── Supplied entries
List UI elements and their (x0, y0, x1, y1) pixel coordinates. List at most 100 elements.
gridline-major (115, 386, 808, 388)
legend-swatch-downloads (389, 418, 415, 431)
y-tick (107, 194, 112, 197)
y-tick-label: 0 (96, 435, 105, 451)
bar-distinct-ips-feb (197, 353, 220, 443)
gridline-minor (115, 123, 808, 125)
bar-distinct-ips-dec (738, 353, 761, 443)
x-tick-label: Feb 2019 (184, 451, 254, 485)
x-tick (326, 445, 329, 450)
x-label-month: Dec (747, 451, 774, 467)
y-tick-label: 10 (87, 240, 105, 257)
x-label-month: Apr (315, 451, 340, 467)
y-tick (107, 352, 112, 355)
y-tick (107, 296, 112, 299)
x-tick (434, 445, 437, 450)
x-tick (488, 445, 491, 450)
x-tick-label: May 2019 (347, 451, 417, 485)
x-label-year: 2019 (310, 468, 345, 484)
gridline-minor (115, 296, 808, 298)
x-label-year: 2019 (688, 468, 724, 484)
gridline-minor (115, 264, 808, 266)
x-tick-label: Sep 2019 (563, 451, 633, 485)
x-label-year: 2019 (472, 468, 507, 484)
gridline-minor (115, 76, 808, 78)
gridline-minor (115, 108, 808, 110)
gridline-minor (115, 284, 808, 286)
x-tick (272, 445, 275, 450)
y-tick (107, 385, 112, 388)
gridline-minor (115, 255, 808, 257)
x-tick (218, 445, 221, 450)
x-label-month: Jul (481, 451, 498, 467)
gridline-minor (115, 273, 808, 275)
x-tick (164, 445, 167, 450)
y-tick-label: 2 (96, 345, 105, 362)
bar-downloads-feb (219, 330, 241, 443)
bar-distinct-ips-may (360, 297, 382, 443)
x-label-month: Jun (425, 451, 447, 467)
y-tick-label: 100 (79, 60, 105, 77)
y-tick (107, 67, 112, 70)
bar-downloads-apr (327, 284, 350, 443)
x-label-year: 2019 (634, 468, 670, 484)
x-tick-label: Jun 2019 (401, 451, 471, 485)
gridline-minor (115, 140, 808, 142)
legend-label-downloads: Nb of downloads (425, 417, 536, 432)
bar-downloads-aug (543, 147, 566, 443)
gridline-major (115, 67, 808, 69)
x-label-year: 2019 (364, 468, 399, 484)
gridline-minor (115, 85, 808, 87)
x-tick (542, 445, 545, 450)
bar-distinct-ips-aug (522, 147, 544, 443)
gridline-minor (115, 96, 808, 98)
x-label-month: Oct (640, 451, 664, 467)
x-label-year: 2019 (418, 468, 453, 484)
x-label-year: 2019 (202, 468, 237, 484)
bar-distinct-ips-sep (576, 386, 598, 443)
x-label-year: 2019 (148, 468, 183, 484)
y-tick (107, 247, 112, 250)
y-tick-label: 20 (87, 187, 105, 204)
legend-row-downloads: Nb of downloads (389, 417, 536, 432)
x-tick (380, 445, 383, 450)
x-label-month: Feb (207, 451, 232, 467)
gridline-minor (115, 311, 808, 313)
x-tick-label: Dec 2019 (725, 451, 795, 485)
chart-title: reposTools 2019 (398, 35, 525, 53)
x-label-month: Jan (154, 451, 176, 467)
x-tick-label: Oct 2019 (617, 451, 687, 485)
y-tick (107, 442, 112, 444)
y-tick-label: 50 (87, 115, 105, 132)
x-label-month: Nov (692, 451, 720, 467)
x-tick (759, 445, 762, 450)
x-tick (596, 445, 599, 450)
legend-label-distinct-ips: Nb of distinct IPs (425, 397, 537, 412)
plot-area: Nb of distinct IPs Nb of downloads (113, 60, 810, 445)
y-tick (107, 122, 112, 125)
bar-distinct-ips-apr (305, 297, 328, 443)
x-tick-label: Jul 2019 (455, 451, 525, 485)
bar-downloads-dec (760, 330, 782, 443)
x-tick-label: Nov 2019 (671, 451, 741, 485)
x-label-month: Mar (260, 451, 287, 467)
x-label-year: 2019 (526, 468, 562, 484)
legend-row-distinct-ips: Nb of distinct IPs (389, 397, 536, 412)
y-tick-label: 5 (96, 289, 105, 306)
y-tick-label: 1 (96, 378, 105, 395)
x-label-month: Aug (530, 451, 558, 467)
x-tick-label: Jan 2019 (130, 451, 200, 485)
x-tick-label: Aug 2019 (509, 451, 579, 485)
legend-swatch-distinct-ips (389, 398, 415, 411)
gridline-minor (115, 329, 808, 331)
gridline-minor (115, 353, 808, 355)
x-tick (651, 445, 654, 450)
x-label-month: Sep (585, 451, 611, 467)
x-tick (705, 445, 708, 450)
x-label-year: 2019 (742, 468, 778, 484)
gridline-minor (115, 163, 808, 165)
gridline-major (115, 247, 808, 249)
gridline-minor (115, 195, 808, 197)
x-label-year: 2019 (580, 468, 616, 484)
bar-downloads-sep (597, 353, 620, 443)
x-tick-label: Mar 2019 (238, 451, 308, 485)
────
## Exercise aim
Reproduce the material verbatim from its first line through the line containing "x-label-year: 2019 (688, 468, 724, 484)", including that line.

## Task solution
List UI elements and their (x0, y0, x1, y1) pixel coordinates. List at most 100 elements.
gridline-major (115, 386, 808, 388)
legend-swatch-downloads (389, 418, 415, 431)
y-tick (107, 194, 112, 197)
y-tick-label: 0 (96, 435, 105, 451)
bar-distinct-ips-feb (197, 353, 220, 443)
gridline-minor (115, 123, 808, 125)
bar-distinct-ips-dec (738, 353, 761, 443)
x-tick-label: Feb 2019 (184, 451, 254, 485)
x-tick (326, 445, 329, 450)
x-label-month: Dec (747, 451, 774, 467)
y-tick-label: 10 (87, 240, 105, 257)
x-label-month: Apr (315, 451, 340, 467)
y-tick (107, 352, 112, 355)
y-tick (107, 296, 112, 299)
x-tick (434, 445, 437, 450)
x-tick (488, 445, 491, 450)
x-tick-label: May 2019 (347, 451, 417, 485)
x-label-year: 2019 (310, 468, 345, 484)
gridline-minor (115, 296, 808, 298)
x-label-year: 2019 (688, 468, 724, 484)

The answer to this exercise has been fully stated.